- _GOAL_:
Using the entries that follow, state how many lines contain the word "Middleage". The response is that number and nothing more.
◆ ◆ ◆
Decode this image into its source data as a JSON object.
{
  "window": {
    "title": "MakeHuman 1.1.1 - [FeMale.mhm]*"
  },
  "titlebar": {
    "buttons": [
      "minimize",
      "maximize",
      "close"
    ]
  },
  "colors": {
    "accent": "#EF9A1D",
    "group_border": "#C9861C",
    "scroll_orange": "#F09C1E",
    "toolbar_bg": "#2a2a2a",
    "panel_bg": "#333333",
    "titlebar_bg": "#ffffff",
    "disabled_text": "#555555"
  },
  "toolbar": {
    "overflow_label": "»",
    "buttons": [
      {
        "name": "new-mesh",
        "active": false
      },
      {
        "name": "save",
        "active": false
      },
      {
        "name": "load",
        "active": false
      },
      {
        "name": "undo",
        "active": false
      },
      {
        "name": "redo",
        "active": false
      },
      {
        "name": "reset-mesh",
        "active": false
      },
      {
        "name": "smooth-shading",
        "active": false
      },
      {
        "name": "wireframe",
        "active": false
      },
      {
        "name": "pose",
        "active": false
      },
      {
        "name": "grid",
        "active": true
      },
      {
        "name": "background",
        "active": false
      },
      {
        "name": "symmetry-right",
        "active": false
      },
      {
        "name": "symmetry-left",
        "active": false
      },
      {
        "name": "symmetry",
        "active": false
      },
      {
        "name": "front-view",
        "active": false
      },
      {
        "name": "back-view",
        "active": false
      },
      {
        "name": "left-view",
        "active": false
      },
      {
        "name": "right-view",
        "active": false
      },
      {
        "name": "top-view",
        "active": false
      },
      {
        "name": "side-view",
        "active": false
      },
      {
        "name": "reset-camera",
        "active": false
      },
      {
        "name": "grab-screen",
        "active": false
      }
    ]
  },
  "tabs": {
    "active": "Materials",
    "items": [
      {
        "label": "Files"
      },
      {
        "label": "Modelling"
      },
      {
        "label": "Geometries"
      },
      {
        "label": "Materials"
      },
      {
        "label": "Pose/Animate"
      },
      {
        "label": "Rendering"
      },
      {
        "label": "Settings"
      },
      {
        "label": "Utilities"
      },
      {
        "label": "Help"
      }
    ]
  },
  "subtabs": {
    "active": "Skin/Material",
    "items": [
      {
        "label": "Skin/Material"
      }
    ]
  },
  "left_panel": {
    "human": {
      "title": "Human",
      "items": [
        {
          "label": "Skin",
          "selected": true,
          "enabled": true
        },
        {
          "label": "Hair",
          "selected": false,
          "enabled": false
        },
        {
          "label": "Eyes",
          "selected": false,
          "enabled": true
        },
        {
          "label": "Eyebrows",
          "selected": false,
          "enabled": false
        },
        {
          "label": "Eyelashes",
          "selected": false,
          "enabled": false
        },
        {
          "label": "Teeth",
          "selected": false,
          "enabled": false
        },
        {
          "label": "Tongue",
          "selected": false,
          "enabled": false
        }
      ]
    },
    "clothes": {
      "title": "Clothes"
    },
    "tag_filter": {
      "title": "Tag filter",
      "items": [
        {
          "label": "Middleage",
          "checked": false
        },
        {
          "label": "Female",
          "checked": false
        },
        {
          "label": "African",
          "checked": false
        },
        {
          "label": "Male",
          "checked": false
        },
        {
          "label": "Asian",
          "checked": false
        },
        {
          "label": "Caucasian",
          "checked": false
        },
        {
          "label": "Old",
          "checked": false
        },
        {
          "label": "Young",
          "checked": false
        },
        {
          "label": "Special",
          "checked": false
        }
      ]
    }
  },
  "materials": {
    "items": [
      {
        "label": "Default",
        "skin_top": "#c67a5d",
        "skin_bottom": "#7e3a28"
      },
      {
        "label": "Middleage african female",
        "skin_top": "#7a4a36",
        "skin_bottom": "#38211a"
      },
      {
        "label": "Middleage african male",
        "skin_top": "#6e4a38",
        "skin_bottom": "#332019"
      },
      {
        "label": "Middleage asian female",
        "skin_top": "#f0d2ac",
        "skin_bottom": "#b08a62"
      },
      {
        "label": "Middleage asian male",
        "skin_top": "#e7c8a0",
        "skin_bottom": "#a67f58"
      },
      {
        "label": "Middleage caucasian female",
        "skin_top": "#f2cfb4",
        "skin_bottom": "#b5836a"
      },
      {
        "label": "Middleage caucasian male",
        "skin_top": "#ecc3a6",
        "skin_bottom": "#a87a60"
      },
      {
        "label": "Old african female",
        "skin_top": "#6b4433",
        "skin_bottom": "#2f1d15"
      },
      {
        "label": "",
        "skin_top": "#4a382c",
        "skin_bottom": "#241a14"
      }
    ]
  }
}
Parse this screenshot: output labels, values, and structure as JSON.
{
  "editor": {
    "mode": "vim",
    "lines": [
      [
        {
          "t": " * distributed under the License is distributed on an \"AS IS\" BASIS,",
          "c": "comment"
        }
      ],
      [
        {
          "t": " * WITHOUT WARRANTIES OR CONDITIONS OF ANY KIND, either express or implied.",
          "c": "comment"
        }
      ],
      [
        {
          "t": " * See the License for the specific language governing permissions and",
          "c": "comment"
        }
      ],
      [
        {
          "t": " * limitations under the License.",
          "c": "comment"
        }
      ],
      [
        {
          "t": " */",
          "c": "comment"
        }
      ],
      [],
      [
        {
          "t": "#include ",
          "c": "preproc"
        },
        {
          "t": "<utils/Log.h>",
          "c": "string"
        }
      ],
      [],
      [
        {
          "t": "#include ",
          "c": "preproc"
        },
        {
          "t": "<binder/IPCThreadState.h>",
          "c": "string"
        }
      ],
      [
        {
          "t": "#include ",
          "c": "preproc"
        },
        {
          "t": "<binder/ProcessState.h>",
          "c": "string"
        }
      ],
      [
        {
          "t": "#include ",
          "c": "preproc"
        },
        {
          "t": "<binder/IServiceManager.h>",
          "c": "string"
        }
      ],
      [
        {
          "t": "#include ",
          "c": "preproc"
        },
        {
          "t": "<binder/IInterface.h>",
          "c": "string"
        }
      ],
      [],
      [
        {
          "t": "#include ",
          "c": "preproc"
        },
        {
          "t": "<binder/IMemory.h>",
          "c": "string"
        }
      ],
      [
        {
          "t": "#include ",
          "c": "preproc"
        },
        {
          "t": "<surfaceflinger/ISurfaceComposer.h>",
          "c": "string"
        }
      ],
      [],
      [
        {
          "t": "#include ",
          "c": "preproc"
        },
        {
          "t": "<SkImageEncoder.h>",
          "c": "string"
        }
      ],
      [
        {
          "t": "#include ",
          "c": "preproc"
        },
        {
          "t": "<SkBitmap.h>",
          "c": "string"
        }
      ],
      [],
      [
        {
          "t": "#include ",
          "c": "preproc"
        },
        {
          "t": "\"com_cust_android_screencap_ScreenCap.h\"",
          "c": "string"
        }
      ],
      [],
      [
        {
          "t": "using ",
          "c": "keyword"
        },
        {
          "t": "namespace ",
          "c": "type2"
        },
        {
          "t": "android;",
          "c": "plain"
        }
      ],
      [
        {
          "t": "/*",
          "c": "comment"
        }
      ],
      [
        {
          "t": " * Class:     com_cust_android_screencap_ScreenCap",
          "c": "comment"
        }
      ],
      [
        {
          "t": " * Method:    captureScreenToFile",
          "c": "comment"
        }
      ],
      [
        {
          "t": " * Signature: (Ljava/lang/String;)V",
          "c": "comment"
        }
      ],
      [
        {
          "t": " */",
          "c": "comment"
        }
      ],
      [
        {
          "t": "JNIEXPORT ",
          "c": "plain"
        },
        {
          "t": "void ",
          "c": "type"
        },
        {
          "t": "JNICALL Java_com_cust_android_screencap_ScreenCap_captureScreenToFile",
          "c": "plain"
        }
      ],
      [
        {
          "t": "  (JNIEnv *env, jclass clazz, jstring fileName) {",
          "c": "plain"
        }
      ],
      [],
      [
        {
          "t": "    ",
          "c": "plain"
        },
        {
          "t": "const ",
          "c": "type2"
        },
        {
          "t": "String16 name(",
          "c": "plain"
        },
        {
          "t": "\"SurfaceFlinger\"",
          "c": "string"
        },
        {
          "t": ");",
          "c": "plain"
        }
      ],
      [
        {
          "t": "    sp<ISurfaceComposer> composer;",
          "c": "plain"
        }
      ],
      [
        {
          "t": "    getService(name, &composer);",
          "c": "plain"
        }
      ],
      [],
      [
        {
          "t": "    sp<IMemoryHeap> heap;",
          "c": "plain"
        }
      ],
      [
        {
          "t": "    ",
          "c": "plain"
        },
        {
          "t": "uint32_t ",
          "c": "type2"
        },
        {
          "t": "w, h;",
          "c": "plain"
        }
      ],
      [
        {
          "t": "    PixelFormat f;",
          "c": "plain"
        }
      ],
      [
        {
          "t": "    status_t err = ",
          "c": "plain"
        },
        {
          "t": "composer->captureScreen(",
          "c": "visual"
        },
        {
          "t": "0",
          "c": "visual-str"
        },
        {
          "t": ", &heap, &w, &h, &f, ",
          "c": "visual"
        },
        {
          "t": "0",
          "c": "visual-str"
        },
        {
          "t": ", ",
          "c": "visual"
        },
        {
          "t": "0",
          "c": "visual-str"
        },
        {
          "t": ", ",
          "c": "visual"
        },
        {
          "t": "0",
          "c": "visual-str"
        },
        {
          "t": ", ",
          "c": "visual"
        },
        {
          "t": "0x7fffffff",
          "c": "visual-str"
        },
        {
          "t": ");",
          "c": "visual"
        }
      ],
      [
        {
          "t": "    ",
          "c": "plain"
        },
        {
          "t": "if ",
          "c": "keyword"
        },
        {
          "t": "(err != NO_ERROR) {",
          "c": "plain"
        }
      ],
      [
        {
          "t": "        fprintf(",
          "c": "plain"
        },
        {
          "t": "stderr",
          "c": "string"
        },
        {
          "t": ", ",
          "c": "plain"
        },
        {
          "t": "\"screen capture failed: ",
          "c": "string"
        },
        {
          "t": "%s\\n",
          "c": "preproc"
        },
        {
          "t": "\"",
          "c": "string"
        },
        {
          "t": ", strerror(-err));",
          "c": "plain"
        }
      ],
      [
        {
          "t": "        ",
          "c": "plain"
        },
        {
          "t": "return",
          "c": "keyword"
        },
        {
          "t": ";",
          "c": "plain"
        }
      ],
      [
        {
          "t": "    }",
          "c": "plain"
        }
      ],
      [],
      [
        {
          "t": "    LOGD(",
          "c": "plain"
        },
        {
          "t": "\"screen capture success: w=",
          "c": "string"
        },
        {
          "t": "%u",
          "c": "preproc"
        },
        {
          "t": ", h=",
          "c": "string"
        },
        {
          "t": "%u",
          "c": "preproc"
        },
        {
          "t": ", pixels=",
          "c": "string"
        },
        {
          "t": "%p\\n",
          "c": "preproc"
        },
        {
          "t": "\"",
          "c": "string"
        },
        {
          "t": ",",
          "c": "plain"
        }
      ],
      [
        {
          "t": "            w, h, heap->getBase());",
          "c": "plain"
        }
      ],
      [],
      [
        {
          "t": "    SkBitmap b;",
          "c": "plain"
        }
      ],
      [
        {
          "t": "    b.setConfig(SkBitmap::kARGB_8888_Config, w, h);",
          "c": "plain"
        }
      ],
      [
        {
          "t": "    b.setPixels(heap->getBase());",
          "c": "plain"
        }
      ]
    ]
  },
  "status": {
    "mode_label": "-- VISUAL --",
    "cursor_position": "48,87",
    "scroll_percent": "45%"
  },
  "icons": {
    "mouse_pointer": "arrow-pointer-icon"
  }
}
◆ ◆ ◆
- _THE REPLY_:
7